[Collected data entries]
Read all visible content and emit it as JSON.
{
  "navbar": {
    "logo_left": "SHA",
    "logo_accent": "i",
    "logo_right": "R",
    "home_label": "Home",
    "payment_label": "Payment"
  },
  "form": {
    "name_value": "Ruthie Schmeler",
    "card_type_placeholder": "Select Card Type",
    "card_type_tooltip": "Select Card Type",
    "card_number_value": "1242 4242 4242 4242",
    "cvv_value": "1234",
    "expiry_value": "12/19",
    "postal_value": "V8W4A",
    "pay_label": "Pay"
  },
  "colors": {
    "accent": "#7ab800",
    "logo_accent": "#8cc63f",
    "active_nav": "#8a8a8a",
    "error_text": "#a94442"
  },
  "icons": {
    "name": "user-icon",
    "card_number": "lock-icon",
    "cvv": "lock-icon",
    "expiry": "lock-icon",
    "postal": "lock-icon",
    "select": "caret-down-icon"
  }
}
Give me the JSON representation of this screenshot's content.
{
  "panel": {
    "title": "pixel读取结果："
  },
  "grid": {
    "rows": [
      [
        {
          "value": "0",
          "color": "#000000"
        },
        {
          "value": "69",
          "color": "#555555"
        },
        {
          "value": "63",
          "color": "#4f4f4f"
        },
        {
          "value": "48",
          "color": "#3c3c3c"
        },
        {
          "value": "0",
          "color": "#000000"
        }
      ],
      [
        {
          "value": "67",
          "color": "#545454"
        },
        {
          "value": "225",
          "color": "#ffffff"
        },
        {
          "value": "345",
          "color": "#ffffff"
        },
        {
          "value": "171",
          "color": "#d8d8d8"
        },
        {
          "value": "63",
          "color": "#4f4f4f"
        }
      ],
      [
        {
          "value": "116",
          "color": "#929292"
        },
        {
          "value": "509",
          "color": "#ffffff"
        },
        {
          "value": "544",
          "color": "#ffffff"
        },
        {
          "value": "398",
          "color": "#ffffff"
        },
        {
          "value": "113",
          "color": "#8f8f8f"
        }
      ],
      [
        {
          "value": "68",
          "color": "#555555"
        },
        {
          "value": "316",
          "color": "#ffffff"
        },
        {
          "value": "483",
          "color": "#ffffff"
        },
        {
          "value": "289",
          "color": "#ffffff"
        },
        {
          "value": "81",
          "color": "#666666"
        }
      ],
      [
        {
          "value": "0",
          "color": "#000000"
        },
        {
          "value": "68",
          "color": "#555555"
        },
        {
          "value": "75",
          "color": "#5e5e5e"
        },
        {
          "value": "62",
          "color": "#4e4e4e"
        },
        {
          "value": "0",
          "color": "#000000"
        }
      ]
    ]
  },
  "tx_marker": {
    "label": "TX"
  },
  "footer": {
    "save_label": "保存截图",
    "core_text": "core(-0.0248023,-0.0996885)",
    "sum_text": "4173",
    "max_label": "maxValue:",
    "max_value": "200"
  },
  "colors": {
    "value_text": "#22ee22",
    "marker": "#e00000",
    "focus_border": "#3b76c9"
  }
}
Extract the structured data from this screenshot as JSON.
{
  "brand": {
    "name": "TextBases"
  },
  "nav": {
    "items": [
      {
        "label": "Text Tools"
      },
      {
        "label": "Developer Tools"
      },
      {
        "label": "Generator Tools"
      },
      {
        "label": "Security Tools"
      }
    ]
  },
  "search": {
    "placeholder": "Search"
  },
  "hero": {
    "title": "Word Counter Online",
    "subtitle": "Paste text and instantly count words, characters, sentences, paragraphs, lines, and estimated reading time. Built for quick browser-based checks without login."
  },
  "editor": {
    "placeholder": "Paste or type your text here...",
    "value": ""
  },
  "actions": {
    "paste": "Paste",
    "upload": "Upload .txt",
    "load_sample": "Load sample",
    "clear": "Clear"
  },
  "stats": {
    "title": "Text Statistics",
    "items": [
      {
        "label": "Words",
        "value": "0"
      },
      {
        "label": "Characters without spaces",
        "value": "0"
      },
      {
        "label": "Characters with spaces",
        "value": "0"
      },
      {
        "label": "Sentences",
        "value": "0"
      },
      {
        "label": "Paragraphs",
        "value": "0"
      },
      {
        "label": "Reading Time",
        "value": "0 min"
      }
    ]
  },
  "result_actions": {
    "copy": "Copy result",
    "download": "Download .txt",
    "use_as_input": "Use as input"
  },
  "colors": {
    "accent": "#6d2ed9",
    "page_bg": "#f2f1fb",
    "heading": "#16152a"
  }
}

**Task description:**
Search the entries for the string "without" and collect each line that has it.

**Exercise response:**
    "subtitle": "Paste text and instantly count words, characters, sentences, paragraphs, lines, and estimated reading time. Built for quick browser-based checks without login."
        "label": "Characters without spaces",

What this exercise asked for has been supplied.